Directions for this task ▸
All entries are to be quoted exactly; the images stay out of the copy.

Dataset items:
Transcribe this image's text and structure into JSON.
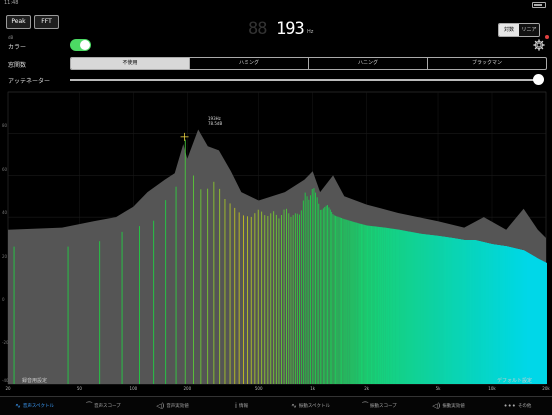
{
  "status": {
    "time": "11:48"
  },
  "toolbar": {
    "peak_label": "Peak",
    "fft_label": "FFT",
    "freq_ghost": "88",
    "freq_value": "193",
    "freq_unit": "Hz",
    "scale_log": "対数",
    "scale_linear": "リニア"
  },
  "settings": {
    "db_label": "dB",
    "color_label": "カラー",
    "color_enabled": true,
    "window_label": "窓関数",
    "window_options": [
      "不使用",
      "ハミング",
      "ハニング",
      "ブラックマン"
    ],
    "window_selected": "不使用",
    "attenuator_label": "アッテネーター",
    "attenuator_level": 1.0
  },
  "chart": {
    "y_ticks": [
      "80",
      "60",
      "40",
      "20",
      "0",
      "-20",
      "-40"
    ],
    "cursor_freq": "193Hz",
    "cursor_level": "78.5dB",
    "left_button": "録音用設定",
    "right_button": "デフォルト設定"
  },
  "chart_data": {
    "type": "bar",
    "xscale": "log",
    "xlim": [
      20,
      20000
    ],
    "ylim": [
      -40,
      100
    ],
    "x_tick_labels": [
      "20",
      "50",
      "100",
      "200",
      "500",
      "1k",
      "2k",
      "5k",
      "10k",
      "20k"
    ],
    "x_tick_values": [
      20,
      50,
      100,
      200,
      500,
      1000,
      2000,
      5000,
      10000,
      20000
    ],
    "cursor": {
      "freq": 193,
      "level": 78.5
    },
    "peak_profile": [
      [
        20,
        34
      ],
      [
        40,
        35
      ],
      [
        60,
        38
      ],
      [
        80,
        40
      ],
      [
        100,
        45
      ],
      [
        120,
        52
      ],
      [
        150,
        58
      ],
      [
        170,
        61
      ],
      [
        190,
        75
      ],
      [
        200,
        68
      ],
      [
        230,
        82
      ],
      [
        260,
        74
      ],
      [
        300,
        72
      ],
      [
        350,
        62
      ],
      [
        400,
        52
      ],
      [
        500,
        48
      ],
      [
        700,
        52
      ],
      [
        900,
        58
      ],
      [
        1000,
        62
      ],
      [
        1100,
        52
      ],
      [
        1300,
        60
      ],
      [
        1500,
        50
      ],
      [
        2000,
        46
      ],
      [
        3000,
        42
      ],
      [
        5000,
        38
      ],
      [
        7000,
        35
      ],
      [
        9000,
        40
      ],
      [
        12000,
        34
      ],
      [
        15000,
        44
      ],
      [
        18000,
        34
      ],
      [
        20000,
        30
      ]
    ],
    "spectrum_profile": [
      [
        20,
        -7
      ],
      [
        25,
        -20
      ],
      [
        30,
        -20
      ],
      [
        40,
        -20
      ],
      [
        50,
        -7
      ],
      [
        60,
        -20
      ],
      [
        70,
        -20
      ],
      [
        80,
        -20
      ],
      [
        100,
        -20
      ],
      [
        120,
        -20
      ],
      [
        150,
        -20
      ],
      [
        180,
        -20
      ],
      [
        193,
        -20
      ],
      [
        220,
        -20
      ],
      [
        260,
        -20
      ],
      [
        300,
        -20
      ],
      [
        400,
        -20
      ],
      [
        500,
        -20
      ],
      [
        700,
        -20
      ],
      [
        1000,
        -20
      ],
      [
        1200,
        -20
      ],
      [
        2000,
        -20
      ],
      [
        5000,
        -20
      ],
      [
        10000,
        -20
      ],
      [
        20000,
        -20
      ]
    ],
    "spectrum_levels": [
      [
        20,
        28
      ],
      [
        30,
        16
      ],
      [
        50,
        30
      ],
      [
        70,
        28
      ],
      [
        80,
        36
      ],
      [
        90,
        31
      ],
      [
        100,
        38
      ],
      [
        110,
        35
      ],
      [
        120,
        41
      ],
      [
        130,
        38
      ],
      [
        140,
        44
      ],
      [
        150,
        48
      ],
      [
        160,
        51
      ],
      [
        170,
        54
      ],
      [
        180,
        57
      ],
      [
        193,
        78.5
      ],
      [
        200,
        60
      ],
      [
        210,
        62
      ],
      [
        220,
        58
      ],
      [
        230,
        54
      ],
      [
        250,
        52
      ],
      [
        270,
        56
      ],
      [
        290,
        58
      ],
      [
        310,
        50
      ],
      [
        340,
        47
      ],
      [
        370,
        44
      ],
      [
        400,
        41
      ],
      [
        450,
        40
      ],
      [
        500,
        44
      ],
      [
        550,
        40
      ],
      [
        600,
        43
      ],
      [
        650,
        39
      ],
      [
        700,
        45
      ],
      [
        750,
        40
      ],
      [
        800,
        42
      ],
      [
        850,
        41
      ],
      [
        900,
        52
      ],
      [
        950,
        48
      ],
      [
        1000,
        55
      ],
      [
        1050,
        50
      ],
      [
        1100,
        43
      ],
      [
        1200,
        46
      ],
      [
        1300,
        41
      ],
      [
        1500,
        39
      ],
      [
        1800,
        37
      ],
      [
        2000,
        36
      ],
      [
        2500,
        35
      ],
      [
        3000,
        34
      ],
      [
        4000,
        32
      ],
      [
        5000,
        31
      ],
      [
        6000,
        30
      ],
      [
        7000,
        29
      ],
      [
        8000,
        29
      ],
      [
        10000,
        27
      ],
      [
        12000,
        26
      ],
      [
        15000,
        24
      ],
      [
        18000,
        20
      ],
      [
        20000,
        18
      ]
    ],
    "colors": {
      "peak_fill": "#555555",
      "spectrum_low": "#22cc44",
      "spectrum_mid": "#c8c020",
      "spectrum_high": "#00d8e8",
      "cursor": "#e8d040"
    }
  },
  "tabs": [
    {
      "label": "音声スペクトル",
      "icon": "spectrum-icon",
      "glyph": "∿",
      "active": true
    },
    {
      "label": "音声スコープ",
      "icon": "scope-icon",
      "glyph": "⁀",
      "active": false
    },
    {
      "label": "音声実効値",
      "icon": "rms-icon",
      "glyph": "◁)",
      "active": false
    },
    {
      "label": "情報",
      "icon": "info-icon",
      "glyph": "i",
      "active": false
    },
    {
      "label": "振動スペクトル",
      "icon": "vibration-spectrum-icon",
      "glyph": "∿",
      "active": false
    },
    {
      "label": "振動スコープ",
      "icon": "vibration-scope-icon",
      "glyph": "⁀",
      "active": false
    },
    {
      "label": "振動実効値",
      "icon": "vibration-rms-icon",
      "glyph": "◁)",
      "active": false
    },
    {
      "label": "その他",
      "icon": "more-icon",
      "glyph": "•••",
      "active": false
    }
  ]
}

Answer for the task ▸
Transcribe this image's text and structure into JSON.
{
  "status": {
    "time": "11:48"
  },
  "toolbar": {
    "peak_label": "Peak",
    "fft_label": "FFT",
    "freq_ghost": "88",
    "freq_value": "193",
    "freq_unit": "Hz",
    "scale_log": "対数",
    "scale_linear": "リニア"
  },
  "settings": {
    "db_label": "dB",
    "color_label": "カラー",
    "color_enabled": true,
    "window_label": "窓関数",
    "window_options": [
      "不使用",
      "ハミング",
      "ハニング",
      "ブラックマン"
    ],
    "window_selected": "不使用",
    "attenuator_label": "アッテネーター",
    "attenuator_level": 1.0
  },
  "chart": {
    "y_ticks": [
      "80",
      "60",
      "40",
      "20",
      "0",
      "-20",
      "-40"
    ],
    "cursor_freq": "193Hz",
    "cursor_level": "78.5dB",
    "left_button": "録音用設定",
    "right_button": "デフォルト設定"
  },
  "chart_data": {
    "type": "bar",
    "xscale": "log",
    "xlim": [
      20,
      20000
    ],
    "ylim": [
      -40,
      100
    ],
    "x_tick_labels": [
      "20",
      "50",
      "100",
      "200",
      "500",
      "1k",
      "2k",
      "5k",
      "10k",
      "20k"
    ],
    "x_tick_values": [
      20,
      50,
      100,
      200,
      500,
      1000,
      2000,
      5000,
      10000,
      20000
    ],
    "cursor": {
      "freq": 193,
      "level": 78.5
    },
    "peak_profile": [
      [
        20,
        34
      ],
      [
        40,
        35
      ],
      [
        60,
        38
      ],
      [
        80,
        40
      ],
      [
        100,
        45
      ],
      [
        120,
        52
      ],
      [
        150,
        58
      ],
      [
        170,
        61
      ],
      [
        190,
        75
      ],
      [
        200,
        68
      ],
      [
        230,
        82
      ],
      [
        260,
        74
      ],
      [
        300,
        72
      ],
      [
        350,
        62
      ],
      [
        400,
        52
      ],
      [
        500,
        48
      ],
      [
        700,
        52
      ],
      [
        900,
        58
      ],
      [
        1000,
        62
      ],
      [
        1100,
        52
      ],
      [
        1300,
        60
      ],
      [
        1500,
        50
      ],
      [
        2000,
        46
      ],
      [
        3000,
        42
      ],
      [
        5000,
        38
      ],
      [
        7000,
        35
      ],
      [
        9000,
        40
      ],
      [
        12000,
        34
      ],
      [
        15000,
        44
      ],
      [
        18000,
        34
      ],
      [
        20000,
        30
      ]
    ],
    "spectrum_profile": [
      [
        20,
        -7
      ],
      [
        25,
        -20
      ],
      [
        30,
        -20
      ],
      [
        40,
        -20
      ],
      [
        50,
        -7
      ],
      [
        60,
        -20
      ],
      [
        70,
        -20
      ],
      [
        80,
        -20
      ],
      [
        100,
        -20
      ],
      [
        120,
        -20
      ],
      [
        150,
        -20
      ],
      [
        180,
        -20
      ],
      [
        193,
        -20
      ],
      [
        220,
        -20
      ],
      [
        260,
        -20
      ],
      [
        300,
        -20
      ],
      [
        400,
        -20
      ],
      [
        500,
        -20
      ],
      [
        700,
        -20
      ],
      [
        1000,
        -20
      ],
      [
        1200,
        -20
      ],
      [
        2000,
        -20
      ],
      [
        5000,
        -20
      ],
      [
        10000,
        -20
      ],
      [
        20000,
        -20
      ]
    ],
    "spectrum_levels": [
      [
        20,
        28
      ],
      [
        30,
        16
      ],
      [
        50,
        30
      ],
      [
        70,
        28
      ],
      [
        80,
        36
      ],
      [
        90,
        31
      ],
      [
        100,
        38
      ],
      [
        110,
        35
      ],
      [
        120,
        41
      ],
      [
        130,
        38
      ],
      [
        140,
        44
      ],
      [
        150,
        48
      ],
      [
        160,
        51
      ],
      [
        170,
        54
      ],
      [
        180,
        57
      ],
      [
        193,
        78.5
      ],
      [
        200,
        60
      ],
      [
        210,
        62
      ],
      [
        220,
        58
      ],
      [
        230,
        54
      ],
      [
        250,
        52
      ],
      [
        270,
        56
      ],
      [
        290,
        58
      ],
      [
        310,
        50
      ],
      [
        340,
        47
      ],
      [
        370,
        44
      ],
      [
        400,
        41
      ],
      [
        450,
        40
      ],
      [
        500,
        44
      ],
      [
        550,
        40
      ],
      [
        600,
        43
      ],
      [
        650,
        39
      ],
      [
        700,
        45
      ],
      [
        750,
        40
      ],
      [
        800,
        42
      ],
      [
        850,
        41
      ],
      [
        900,
        52
      ],
      [
        950,
        48
      ],
      [
        1000,
        55
      ],
      [
        1050,
        50
      ],
      [
        1100,
        43
      ],
      [
        1200,
        46
      ],
      [
        1300,
        41
      ],
      [
        1500,
        39
      ],
      [
        1800,
        37
      ],
      [
        2000,
        36
      ],
      [
        2500,
        35
      ],
      [
        3000,
        34
      ],
      [
        4000,
        32
      ],
      [
        5000,
        31
      ],
      [
        6000,
        30
      ],
      [
        7000,
        29
      ],
      [
        8000,
        29
      ],
      [
        10000,
        27
      ],
      [
        12000,
        26
      ],
      [
        15000,
        24
      ],
      [
        18000,
        20
      ],
      [
        20000,
        18
      ]
    ],
    "colors": {
      "peak_fill": "#555555",
      "spectrum_low": "#22cc44",
      "spectrum_mid": "#c8c020",
      "spectrum_high": "#00d8e8",
      "cursor": "#e8d040"
    }
  },
  "tabs": [
    {
      "label": "音声スペクトル",
      "icon": "spectrum-icon",
      "glyph": "∿",
      "active": true
    },
    {
      "label": "音声スコープ",
      "icon": "scope-icon",
      "glyph": "⁀",
      "active": false
    },
    {
      "label": "音声実効値",
      "icon": "rms-icon",
      "glyph": "◁)",
      "active": false
    },
    {
      "label": "情報",
      "icon": "info-icon",
      "glyph": "i",
      "active": false
    },
    {
      "label": "振動スペクトル",
      "icon": "vibration-spectrum-icon",
      "glyph": "∿",
      "active": false
    },
    {
      "label": "振動スコープ",
      "icon": "vibration-scope-icon",
      "glyph": "⁀",
      "active": false
    },
    {
      "label": "振動実効値",
      "icon": "vibration-rms-icon",
      "glyph": "◁)",
      "active": false
    },
    {
      "label": "その他",
      "icon": "more-icon",
      "glyph": "•••",
      "active": false
    }
  ]
}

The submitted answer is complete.